_Problem statement_. Below are the records. Gather each line that holds "liste".

_Task inputs_.
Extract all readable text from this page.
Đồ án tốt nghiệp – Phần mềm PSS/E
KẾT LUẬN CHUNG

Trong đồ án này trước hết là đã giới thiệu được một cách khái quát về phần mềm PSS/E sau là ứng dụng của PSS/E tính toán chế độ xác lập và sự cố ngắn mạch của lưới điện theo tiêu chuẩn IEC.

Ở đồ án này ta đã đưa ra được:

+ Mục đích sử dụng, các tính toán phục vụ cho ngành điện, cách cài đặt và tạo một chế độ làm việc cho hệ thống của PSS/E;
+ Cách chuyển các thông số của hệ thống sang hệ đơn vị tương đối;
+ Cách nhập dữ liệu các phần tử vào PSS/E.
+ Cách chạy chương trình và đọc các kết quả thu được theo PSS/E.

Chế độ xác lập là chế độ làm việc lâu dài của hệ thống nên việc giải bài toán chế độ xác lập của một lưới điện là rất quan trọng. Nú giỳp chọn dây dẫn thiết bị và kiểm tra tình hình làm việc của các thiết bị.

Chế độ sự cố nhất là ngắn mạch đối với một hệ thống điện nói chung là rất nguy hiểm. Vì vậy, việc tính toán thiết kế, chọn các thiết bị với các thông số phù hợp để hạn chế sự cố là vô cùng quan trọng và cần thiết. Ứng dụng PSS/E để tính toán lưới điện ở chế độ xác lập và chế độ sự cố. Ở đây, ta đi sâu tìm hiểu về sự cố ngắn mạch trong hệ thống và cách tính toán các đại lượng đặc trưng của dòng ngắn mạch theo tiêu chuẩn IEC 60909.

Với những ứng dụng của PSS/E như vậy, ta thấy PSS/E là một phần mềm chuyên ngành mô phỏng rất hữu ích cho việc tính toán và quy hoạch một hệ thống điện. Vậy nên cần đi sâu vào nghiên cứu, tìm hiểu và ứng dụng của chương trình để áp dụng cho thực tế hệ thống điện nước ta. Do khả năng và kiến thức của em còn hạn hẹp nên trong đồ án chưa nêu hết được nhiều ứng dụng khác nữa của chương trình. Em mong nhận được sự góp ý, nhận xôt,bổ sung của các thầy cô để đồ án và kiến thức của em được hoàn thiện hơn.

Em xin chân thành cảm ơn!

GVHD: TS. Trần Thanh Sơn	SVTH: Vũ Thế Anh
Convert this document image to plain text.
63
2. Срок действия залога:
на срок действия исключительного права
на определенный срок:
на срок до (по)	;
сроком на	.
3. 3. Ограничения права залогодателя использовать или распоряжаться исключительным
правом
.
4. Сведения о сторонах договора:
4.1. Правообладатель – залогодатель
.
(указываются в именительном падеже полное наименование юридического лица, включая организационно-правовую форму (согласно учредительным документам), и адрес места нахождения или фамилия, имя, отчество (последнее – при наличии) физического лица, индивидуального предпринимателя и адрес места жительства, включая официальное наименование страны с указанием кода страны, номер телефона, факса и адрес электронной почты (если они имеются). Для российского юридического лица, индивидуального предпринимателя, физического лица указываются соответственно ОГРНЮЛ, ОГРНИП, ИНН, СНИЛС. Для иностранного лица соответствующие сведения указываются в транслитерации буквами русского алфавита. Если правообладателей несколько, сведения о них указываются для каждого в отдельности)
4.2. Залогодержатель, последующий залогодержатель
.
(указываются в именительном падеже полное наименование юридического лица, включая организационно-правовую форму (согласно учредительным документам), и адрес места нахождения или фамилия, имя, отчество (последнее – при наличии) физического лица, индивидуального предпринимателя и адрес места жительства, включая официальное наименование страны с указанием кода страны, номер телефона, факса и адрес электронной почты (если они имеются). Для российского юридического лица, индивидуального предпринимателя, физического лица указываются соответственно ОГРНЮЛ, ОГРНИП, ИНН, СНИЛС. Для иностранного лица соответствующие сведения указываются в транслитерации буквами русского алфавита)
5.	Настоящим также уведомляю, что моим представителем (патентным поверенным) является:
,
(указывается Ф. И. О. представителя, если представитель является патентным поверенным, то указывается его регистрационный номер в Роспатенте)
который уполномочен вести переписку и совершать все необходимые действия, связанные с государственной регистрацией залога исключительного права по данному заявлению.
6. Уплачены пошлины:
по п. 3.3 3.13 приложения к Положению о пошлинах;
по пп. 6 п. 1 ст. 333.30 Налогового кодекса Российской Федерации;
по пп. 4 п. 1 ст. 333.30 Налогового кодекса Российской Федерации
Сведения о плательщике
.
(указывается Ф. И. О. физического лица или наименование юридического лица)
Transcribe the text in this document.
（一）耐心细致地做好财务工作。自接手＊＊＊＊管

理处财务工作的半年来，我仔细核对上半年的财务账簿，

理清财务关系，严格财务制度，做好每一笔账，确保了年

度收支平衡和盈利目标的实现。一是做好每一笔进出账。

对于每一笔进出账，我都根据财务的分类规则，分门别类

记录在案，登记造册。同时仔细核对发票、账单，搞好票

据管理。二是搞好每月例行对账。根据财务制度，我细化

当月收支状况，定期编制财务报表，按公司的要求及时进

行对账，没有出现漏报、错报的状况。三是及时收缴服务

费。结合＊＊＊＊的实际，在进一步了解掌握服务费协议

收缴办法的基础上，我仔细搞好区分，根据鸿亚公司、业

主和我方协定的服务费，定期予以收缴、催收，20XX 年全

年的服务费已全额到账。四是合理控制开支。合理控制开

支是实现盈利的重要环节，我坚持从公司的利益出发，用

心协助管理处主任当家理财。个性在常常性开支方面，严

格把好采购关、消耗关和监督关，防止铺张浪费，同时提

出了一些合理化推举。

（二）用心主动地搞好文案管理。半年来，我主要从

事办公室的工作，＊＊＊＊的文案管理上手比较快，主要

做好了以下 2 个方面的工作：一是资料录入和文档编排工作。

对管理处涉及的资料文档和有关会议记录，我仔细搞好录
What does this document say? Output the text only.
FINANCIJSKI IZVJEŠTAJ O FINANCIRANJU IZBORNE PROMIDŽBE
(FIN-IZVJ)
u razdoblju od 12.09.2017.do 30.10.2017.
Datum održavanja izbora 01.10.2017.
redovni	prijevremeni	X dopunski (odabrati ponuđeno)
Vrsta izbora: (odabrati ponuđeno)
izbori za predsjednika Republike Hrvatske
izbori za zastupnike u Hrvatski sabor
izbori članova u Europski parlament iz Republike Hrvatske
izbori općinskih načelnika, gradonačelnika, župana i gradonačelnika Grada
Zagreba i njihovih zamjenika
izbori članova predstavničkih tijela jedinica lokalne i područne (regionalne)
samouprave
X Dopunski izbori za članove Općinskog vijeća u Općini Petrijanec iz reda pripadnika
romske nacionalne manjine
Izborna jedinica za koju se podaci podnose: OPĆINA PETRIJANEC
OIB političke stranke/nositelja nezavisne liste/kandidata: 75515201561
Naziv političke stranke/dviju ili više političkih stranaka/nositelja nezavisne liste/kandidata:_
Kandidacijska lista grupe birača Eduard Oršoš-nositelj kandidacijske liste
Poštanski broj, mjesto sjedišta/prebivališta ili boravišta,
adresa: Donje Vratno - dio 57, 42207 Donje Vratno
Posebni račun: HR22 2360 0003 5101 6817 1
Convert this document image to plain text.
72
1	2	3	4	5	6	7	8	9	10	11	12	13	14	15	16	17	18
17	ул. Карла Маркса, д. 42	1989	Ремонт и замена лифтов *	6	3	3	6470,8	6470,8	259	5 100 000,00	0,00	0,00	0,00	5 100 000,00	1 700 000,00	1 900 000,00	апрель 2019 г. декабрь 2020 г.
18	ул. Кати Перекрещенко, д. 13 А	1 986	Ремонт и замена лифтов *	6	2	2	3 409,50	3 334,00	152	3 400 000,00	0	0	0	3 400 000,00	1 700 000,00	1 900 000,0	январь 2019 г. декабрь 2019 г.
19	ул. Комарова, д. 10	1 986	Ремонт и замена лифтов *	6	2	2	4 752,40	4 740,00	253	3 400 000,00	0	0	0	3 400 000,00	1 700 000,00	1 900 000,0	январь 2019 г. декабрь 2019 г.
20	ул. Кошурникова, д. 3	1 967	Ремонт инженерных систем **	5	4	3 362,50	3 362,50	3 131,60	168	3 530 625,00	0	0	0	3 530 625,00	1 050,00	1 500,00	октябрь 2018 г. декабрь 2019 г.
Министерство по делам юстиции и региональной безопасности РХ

_Response to the exercise_.
OIB političke stranke/nositelja nezavisne liste/kandidata: 75515201561
Naziv političke stranke/dviju ili više političkih stranaka/nositelja nezavisne liste/kandidata:_
Kandidacijska lista grupe birača Eduard Oršoš-nositelj kandidacijske liste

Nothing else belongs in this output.